# Material for the task

════════════════════

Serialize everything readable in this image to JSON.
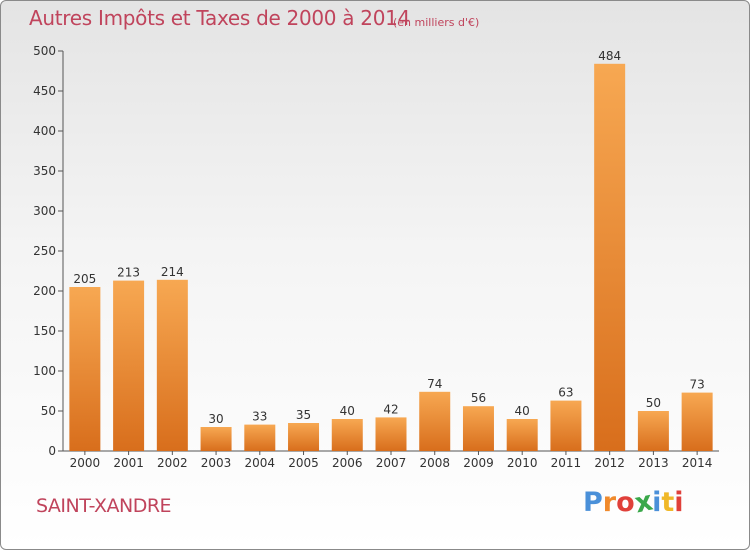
{
  "header": {
    "title": "Autres Impôts et Taxes de 2000 à 2014",
    "subtitle": "(en milliers d'€)"
  },
  "footer": {
    "commune": "SAINT-XANDRE",
    "logo": {
      "letters": [
        "P",
        "r",
        "o",
        "x",
        "i",
        "t",
        "i"
      ],
      "colors": [
        "#4a90d9",
        "#f08a2c",
        "#e0403a",
        "#3aa84a",
        "#4a90d9",
        "#f0b828",
        "#e0403a"
      ]
    }
  },
  "chart_data": {
    "type": "bar",
    "categories": [
      "2000",
      "2001",
      "2002",
      "2003",
      "2004",
      "2005",
      "2006",
      "2007",
      "2008",
      "2009",
      "2010",
      "2011",
      "2012",
      "2013",
      "2014"
    ],
    "values": [
      205,
      213,
      214,
      30,
      33,
      35,
      40,
      42,
      74,
      56,
      40,
      63,
      484,
      50,
      73
    ],
    "title": "Autres Impôts et Taxes de 2000 à 2014",
    "subtitle": "(en milliers d'€)",
    "ylim": [
      0,
      500
    ],
    "yticks": [
      0,
      50,
      100,
      150,
      200,
      250,
      300,
      350,
      400,
      450,
      500
    ],
    "grid": false,
    "bar_color": "#f09a3e",
    "data_labels": true
  }
}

════════════════════

# Stated exercise
Go through the records and show every line with the string "subtitle" in it.

# Completed task
    "subtitle": "(en milliers d'€)"
    "subtitle": "(en milliers d'€)",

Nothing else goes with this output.